**The request**
Gather every line of the records below that contains the string "导航设置", and copy each one unchanged.

** start Source records **

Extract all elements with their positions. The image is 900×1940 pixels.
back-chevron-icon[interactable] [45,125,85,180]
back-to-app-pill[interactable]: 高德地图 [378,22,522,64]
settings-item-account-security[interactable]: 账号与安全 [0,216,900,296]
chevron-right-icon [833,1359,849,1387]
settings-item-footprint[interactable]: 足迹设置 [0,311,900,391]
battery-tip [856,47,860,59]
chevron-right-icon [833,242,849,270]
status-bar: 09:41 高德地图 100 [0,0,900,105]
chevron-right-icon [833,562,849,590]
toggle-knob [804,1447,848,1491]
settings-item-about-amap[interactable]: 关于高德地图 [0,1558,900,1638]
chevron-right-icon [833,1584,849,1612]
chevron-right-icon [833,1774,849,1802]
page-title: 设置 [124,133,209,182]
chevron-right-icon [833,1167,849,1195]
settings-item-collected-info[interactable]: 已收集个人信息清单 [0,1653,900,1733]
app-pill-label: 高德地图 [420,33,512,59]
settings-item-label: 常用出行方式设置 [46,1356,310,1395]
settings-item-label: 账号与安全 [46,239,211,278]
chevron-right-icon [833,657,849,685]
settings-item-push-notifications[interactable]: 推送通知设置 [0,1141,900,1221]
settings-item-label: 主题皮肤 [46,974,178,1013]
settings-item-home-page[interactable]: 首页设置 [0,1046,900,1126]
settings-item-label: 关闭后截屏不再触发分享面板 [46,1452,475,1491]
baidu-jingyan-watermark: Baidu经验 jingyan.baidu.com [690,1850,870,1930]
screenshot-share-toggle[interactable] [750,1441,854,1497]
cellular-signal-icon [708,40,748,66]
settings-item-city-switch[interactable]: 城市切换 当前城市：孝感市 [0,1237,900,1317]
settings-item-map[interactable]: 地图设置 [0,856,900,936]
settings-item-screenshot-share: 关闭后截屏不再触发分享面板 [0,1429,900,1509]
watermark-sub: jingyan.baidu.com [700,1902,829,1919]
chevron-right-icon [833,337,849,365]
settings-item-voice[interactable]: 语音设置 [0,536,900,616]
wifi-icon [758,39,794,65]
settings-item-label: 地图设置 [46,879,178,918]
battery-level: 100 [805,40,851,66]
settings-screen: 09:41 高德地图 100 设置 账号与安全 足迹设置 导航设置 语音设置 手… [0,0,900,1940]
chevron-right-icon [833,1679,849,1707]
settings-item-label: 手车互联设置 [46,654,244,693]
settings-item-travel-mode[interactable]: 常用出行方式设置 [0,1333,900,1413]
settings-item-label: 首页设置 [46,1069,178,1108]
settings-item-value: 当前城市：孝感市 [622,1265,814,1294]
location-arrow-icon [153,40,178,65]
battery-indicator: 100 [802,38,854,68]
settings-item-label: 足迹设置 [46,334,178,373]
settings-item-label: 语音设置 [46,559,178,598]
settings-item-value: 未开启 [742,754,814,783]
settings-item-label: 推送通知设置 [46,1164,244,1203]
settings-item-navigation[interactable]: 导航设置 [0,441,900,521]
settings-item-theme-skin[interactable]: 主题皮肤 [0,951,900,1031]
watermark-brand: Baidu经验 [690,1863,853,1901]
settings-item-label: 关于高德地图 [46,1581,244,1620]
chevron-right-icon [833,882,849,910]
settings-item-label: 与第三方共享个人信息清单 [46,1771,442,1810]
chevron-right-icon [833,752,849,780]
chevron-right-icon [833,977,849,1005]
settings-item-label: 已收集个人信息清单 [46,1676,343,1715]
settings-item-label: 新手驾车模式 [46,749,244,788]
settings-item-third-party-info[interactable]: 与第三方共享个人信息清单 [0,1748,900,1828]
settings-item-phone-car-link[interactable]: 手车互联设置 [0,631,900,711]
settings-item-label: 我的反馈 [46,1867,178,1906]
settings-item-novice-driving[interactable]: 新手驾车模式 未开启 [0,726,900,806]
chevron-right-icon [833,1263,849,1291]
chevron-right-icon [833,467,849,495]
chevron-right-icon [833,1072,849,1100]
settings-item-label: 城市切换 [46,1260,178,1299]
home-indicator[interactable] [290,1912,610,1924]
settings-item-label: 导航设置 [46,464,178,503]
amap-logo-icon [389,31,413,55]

** end Source records **

**Written solution**
settings-screen: 09:41 高德地图 100 设置 账号与安全 足迹设置 导航设置 语音设置 手… [0,0,900,1940]
settings-item-navigation[interactable]: 导航设置 [0,441,900,521]
settings-item-label: 导航设置 [46,464,178,503]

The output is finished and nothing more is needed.